Directions> Rewrite the records below, putting "key" in place of every "legend" and leaving everything else unchanged.
>>>
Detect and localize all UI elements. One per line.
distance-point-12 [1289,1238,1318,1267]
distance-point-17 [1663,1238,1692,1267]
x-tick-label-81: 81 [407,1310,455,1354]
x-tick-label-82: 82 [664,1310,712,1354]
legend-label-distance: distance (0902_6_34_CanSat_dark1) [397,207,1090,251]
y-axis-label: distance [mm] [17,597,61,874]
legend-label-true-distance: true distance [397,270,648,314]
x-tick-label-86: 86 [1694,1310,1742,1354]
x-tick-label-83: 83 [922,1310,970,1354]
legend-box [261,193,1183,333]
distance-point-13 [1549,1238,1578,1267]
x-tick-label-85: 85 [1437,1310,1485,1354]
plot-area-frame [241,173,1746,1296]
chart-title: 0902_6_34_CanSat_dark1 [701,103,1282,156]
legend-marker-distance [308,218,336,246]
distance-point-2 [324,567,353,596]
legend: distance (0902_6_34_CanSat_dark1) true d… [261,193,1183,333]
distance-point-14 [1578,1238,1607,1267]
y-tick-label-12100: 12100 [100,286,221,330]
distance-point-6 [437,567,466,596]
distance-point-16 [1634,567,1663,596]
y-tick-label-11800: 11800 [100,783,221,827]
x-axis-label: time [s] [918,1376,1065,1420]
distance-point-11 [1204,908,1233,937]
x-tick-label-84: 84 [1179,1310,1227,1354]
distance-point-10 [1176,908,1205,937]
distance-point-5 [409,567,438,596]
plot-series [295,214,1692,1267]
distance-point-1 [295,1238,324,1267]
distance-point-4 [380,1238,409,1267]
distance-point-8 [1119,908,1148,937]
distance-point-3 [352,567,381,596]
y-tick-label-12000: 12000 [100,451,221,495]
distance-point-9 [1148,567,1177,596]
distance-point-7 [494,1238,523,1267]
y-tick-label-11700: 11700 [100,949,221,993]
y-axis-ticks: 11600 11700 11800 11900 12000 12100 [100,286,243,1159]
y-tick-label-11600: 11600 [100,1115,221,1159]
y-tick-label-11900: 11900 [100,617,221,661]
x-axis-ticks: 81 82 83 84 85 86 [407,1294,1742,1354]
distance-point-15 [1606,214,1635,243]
<<<
Output below>
Detect and localize all UI elements. One per line.
distance-point-12 [1289,1238,1318,1267]
distance-point-17 [1663,1238,1692,1267]
x-tick-label-81: 81 [407,1310,455,1354]
x-tick-label-82: 82 [664,1310,712,1354]
key-label-distance: distance (0902_6_34_CanSat_dark1) [397,207,1090,251]
y-axis-label: distance [mm] [17,597,61,874]
key-label-true-distance: true distance [397,270,648,314]
x-tick-label-86: 86 [1694,1310,1742,1354]
x-tick-label-83: 83 [922,1310,970,1354]
key-box [261,193,1183,333]
distance-point-13 [1549,1238,1578,1267]
x-tick-label-85: 85 [1437,1310,1485,1354]
plot-area-frame [241,173,1746,1296]
chart-title: 0902_6_34_CanSat_dark1 [701,103,1282,156]
key-marker-distance [308,218,336,246]
distance-point-2 [324,567,353,596]
key: distance (0902_6_34_CanSat_dark1) true d… [261,193,1183,333]
distance-point-14 [1578,1238,1607,1267]
y-tick-label-12100: 12100 [100,286,221,330]
distance-point-6 [437,567,466,596]
distance-point-16 [1634,567,1663,596]
y-tick-label-11800: 11800 [100,783,221,827]
x-axis-label: time [s] [918,1376,1065,1420]
distance-point-11 [1204,908,1233,937]
x-tick-label-84: 84 [1179,1310,1227,1354]
distance-point-10 [1176,908,1205,937]
distance-point-5 [409,567,438,596]
plot-series [295,214,1692,1267]
distance-point-1 [295,1238,324,1267]
distance-point-4 [380,1238,409,1267]
distance-point-8 [1119,908,1148,937]
distance-point-3 [352,567,381,596]
y-tick-label-12000: 12000 [100,451,221,495]
distance-point-9 [1148,567,1177,596]
distance-point-7 [494,1238,523,1267]
y-tick-label-11700: 11700 [100,949,221,993]
y-axis-ticks: 11600 11700 11800 11900 12000 12100 [100,286,243,1159]
y-tick-label-11600: 11600 [100,1115,221,1159]
y-tick-label-11900: 11900 [100,617,221,661]
x-axis-ticks: 81 82 83 84 85 86 [407,1294,1742,1354]
distance-point-15 [1606,214,1635,243]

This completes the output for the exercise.